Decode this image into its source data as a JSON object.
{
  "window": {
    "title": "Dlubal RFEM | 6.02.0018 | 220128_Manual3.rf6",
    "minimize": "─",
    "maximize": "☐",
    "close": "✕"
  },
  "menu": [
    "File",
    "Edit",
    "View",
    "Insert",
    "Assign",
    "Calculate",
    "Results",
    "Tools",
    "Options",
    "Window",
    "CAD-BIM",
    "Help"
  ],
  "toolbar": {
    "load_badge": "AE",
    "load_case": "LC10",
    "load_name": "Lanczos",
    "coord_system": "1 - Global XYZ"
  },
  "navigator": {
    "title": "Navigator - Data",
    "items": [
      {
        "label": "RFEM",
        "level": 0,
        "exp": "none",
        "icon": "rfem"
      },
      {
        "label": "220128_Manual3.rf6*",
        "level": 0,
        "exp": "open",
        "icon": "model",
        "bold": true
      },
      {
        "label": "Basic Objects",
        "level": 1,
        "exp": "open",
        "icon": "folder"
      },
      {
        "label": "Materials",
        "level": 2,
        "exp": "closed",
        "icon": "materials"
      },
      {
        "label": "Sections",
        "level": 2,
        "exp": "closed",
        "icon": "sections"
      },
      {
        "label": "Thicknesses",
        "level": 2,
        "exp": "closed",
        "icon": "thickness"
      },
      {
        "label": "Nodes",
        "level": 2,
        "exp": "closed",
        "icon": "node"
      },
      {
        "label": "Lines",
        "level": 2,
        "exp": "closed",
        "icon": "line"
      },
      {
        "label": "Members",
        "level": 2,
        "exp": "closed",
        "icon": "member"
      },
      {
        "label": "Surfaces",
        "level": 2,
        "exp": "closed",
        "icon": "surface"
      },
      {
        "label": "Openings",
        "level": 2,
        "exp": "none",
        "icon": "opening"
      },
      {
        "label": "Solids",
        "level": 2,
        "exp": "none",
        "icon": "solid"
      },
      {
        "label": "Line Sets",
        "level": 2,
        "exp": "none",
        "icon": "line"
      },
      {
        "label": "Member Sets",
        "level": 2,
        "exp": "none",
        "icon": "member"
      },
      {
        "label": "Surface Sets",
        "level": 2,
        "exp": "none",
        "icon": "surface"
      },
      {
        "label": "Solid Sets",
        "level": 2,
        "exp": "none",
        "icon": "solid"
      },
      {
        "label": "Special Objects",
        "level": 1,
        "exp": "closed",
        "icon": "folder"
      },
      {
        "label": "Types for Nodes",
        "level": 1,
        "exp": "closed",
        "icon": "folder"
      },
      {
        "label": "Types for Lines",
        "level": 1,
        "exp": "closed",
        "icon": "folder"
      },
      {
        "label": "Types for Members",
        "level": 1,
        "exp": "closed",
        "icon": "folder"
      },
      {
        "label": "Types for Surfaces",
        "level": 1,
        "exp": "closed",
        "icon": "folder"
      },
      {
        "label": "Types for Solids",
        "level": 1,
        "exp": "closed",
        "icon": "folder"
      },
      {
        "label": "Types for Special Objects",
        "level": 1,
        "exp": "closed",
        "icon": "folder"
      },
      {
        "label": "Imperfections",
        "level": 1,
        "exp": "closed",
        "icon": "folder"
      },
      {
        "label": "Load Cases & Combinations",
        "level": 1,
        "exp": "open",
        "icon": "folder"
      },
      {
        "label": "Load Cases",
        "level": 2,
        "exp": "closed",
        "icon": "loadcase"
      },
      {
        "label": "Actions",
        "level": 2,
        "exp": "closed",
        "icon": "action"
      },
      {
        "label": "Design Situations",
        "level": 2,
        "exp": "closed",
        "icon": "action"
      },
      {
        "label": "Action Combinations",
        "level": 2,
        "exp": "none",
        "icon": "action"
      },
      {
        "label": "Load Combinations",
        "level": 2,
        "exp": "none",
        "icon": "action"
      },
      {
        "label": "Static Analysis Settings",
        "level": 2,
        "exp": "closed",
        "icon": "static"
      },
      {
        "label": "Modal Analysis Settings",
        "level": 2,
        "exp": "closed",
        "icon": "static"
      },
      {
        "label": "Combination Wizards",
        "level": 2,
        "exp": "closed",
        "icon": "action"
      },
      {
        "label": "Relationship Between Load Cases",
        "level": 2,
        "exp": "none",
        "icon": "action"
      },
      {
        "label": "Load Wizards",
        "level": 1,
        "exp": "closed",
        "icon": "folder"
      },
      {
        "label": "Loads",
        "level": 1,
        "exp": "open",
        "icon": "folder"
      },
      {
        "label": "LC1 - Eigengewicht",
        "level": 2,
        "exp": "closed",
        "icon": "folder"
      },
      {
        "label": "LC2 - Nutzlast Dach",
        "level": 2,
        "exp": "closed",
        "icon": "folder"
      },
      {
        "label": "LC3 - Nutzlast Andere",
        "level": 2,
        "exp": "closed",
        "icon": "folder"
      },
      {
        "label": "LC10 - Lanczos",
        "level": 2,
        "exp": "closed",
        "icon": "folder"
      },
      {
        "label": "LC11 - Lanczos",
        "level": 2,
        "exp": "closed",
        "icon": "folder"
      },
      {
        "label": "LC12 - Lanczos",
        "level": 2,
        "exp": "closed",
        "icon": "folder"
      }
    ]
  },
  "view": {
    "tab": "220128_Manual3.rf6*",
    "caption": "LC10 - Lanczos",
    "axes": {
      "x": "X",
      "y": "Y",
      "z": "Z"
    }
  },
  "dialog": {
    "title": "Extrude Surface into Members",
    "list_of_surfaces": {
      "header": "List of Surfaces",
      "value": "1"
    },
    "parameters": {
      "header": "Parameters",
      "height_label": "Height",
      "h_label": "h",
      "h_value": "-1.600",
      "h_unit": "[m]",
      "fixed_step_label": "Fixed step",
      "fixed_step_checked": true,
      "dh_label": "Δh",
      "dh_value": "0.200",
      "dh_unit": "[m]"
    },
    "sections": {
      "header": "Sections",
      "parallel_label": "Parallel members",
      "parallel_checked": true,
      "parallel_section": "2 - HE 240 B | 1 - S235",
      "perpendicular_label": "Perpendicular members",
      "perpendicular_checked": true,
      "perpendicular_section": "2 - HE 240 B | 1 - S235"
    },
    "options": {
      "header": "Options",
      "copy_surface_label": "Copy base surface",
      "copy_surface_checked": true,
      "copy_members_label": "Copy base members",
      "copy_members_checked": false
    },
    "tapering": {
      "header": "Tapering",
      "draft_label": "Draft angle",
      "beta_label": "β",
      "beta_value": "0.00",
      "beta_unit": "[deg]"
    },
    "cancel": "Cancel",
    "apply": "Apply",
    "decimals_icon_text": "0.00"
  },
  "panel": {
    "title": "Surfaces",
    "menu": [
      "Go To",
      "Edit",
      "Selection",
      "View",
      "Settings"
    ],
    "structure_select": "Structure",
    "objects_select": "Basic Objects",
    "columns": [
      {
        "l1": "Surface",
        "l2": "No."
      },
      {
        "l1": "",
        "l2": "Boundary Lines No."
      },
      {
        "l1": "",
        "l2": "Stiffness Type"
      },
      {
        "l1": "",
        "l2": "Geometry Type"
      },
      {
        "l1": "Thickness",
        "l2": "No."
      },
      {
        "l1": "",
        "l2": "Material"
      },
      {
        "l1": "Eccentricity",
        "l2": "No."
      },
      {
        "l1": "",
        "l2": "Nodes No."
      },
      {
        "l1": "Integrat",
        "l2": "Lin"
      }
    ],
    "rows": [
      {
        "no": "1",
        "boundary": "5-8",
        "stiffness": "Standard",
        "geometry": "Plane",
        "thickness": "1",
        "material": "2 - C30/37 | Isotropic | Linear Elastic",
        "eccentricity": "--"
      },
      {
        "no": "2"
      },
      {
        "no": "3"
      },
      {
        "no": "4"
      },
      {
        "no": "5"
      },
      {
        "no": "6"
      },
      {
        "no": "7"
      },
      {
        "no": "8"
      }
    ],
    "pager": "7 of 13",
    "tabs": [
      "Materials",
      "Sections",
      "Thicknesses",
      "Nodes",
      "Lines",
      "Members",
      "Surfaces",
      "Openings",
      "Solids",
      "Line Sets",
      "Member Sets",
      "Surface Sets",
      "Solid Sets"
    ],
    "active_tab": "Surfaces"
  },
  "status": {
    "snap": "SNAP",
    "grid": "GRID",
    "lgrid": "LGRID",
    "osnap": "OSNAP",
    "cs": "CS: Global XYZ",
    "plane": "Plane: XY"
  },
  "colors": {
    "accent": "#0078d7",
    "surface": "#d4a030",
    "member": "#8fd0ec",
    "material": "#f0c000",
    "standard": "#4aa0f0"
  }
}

Exercise requirements -> Scan the records above for the string "Special", then select every line that holds it.

Answer to the problem ->
        "label": "Special Objects",
        "label": "Types for Special Objects",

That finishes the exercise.